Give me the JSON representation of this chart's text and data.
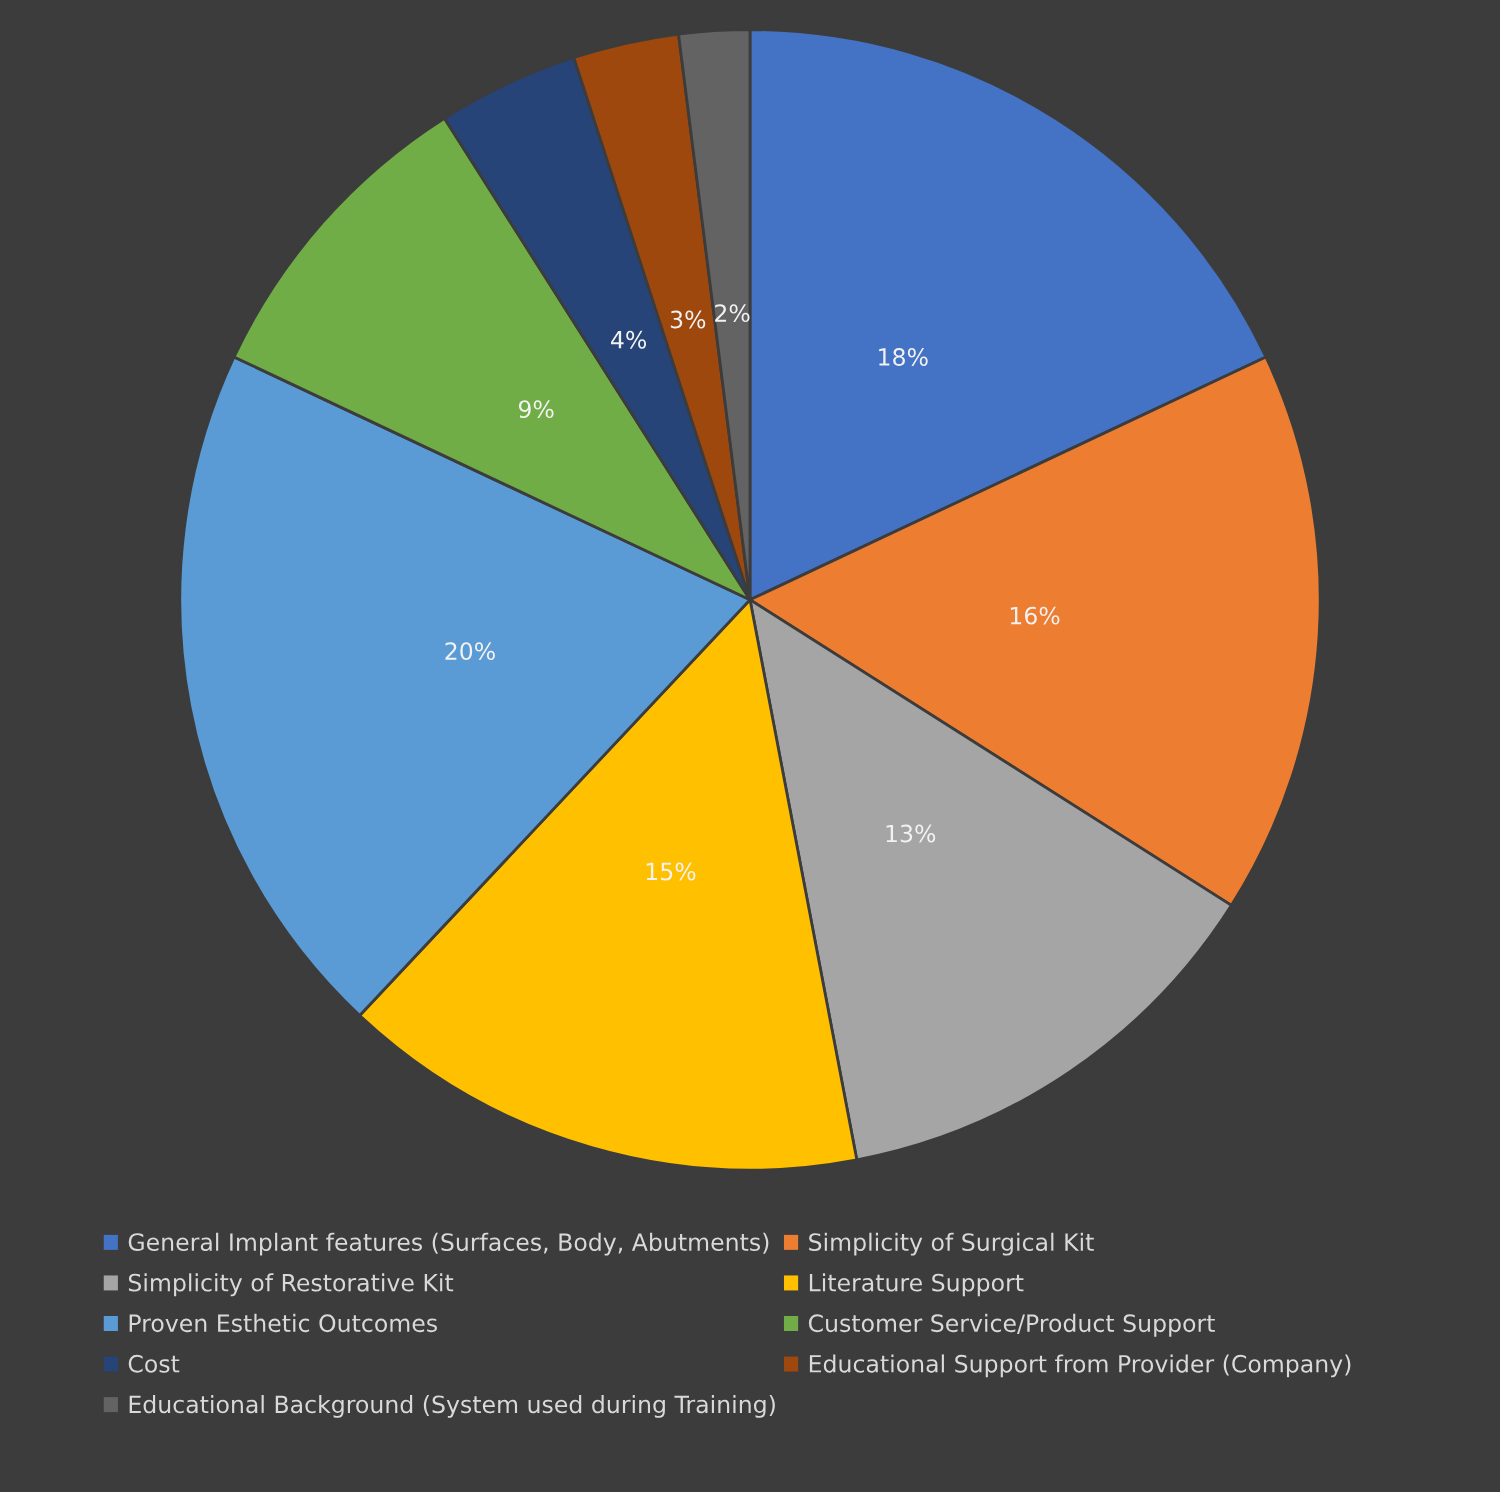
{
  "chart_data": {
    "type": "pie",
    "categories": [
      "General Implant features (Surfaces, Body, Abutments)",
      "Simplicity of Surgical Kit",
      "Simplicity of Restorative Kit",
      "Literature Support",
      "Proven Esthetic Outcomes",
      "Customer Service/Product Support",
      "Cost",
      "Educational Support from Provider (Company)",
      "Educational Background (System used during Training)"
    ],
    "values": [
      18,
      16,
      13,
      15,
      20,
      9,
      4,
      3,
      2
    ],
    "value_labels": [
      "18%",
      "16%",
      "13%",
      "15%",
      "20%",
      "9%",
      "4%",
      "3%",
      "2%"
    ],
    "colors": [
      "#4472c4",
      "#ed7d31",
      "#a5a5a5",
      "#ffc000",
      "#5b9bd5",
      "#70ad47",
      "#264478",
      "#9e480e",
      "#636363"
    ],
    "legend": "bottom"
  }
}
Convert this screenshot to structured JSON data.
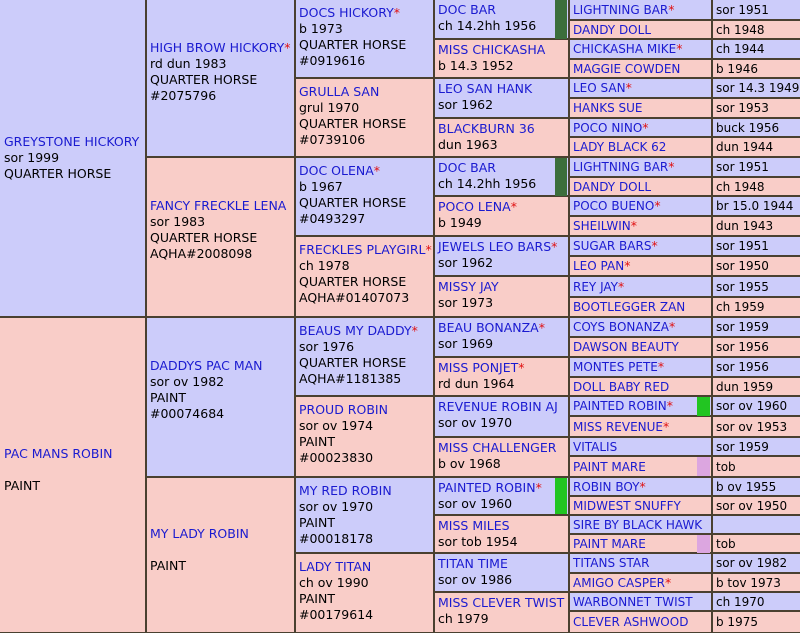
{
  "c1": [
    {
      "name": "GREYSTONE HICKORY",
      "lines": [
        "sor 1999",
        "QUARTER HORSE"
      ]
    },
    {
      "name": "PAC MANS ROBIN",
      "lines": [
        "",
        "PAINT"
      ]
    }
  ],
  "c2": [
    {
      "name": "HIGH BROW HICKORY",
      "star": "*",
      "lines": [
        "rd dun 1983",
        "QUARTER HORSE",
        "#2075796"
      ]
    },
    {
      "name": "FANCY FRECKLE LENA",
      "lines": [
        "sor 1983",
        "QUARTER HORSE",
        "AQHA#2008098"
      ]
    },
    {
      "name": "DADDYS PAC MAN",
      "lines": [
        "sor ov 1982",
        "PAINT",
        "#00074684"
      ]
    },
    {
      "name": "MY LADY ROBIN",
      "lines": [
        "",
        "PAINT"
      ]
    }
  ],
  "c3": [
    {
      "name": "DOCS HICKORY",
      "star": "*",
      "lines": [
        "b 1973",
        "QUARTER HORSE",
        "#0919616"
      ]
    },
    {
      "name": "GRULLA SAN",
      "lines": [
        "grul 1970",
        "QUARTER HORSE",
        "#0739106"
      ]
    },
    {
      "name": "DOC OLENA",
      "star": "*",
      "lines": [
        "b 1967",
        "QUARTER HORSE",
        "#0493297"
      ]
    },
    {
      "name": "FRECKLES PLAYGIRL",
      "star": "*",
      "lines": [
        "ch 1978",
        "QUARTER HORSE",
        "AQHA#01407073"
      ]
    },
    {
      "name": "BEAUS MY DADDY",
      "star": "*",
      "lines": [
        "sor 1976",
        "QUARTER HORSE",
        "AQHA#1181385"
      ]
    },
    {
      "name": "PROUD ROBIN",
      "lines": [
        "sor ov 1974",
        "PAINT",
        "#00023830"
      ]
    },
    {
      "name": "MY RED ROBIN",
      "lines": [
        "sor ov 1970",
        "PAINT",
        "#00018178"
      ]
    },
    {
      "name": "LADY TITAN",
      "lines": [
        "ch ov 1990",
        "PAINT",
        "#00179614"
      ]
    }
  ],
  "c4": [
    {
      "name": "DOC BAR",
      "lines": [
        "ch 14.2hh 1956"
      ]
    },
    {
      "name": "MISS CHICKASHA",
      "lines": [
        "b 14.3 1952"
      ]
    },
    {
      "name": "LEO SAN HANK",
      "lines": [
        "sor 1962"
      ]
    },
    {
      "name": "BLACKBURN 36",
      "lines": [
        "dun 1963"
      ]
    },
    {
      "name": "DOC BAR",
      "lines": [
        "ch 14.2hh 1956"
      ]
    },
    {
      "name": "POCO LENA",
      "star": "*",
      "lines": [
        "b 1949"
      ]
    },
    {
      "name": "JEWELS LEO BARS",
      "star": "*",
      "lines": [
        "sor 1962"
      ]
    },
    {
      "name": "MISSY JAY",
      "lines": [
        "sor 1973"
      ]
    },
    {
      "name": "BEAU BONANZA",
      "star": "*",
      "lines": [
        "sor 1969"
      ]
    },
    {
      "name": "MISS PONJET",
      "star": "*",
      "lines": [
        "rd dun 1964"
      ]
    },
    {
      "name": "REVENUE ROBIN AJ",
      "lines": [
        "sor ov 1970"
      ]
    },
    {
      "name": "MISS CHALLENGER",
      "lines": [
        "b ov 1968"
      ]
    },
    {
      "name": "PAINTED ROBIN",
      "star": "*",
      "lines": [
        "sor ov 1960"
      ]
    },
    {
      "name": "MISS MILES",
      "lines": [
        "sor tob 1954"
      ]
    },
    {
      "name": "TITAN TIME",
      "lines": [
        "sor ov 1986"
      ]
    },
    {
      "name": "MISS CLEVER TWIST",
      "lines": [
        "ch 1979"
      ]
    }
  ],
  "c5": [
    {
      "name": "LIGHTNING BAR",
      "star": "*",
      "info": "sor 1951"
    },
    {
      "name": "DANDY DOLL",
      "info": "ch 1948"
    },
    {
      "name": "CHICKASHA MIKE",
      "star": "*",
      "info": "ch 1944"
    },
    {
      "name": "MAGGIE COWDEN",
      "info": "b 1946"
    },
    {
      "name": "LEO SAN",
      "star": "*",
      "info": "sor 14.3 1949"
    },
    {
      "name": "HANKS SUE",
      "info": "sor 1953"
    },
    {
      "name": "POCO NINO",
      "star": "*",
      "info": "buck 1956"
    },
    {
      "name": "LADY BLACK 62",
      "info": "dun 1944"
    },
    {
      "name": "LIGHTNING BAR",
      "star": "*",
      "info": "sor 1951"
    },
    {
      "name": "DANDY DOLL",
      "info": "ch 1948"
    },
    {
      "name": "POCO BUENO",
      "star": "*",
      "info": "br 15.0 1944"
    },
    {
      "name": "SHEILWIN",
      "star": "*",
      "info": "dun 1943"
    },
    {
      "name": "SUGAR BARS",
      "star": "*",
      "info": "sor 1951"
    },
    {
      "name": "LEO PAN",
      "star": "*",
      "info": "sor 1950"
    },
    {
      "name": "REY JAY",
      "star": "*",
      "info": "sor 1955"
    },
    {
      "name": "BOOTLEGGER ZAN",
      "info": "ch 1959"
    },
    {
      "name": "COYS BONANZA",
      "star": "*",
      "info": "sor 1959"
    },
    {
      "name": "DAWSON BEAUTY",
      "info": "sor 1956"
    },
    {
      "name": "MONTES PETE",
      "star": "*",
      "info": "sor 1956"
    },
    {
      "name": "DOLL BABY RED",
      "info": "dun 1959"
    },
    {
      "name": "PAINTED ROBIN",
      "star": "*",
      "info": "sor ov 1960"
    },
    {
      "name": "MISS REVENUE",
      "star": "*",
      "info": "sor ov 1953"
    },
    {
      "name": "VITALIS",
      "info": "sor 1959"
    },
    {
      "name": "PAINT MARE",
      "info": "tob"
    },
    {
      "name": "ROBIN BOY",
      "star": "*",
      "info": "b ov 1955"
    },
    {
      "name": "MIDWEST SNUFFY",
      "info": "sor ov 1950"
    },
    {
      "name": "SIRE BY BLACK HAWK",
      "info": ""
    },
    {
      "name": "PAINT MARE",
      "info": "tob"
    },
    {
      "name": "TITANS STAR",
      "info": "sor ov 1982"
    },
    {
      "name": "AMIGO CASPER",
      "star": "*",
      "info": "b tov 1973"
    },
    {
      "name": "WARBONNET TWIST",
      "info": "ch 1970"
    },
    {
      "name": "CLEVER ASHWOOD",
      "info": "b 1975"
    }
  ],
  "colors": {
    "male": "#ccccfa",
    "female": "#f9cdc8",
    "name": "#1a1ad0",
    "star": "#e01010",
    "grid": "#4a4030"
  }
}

_Requirements_.
Look over the listing above. Pick out and copy every line that includes "CHICKASHA".

_Response_.
      "name": "MISS CHICKASHA",
      "name": "CHICKASHA MIKE",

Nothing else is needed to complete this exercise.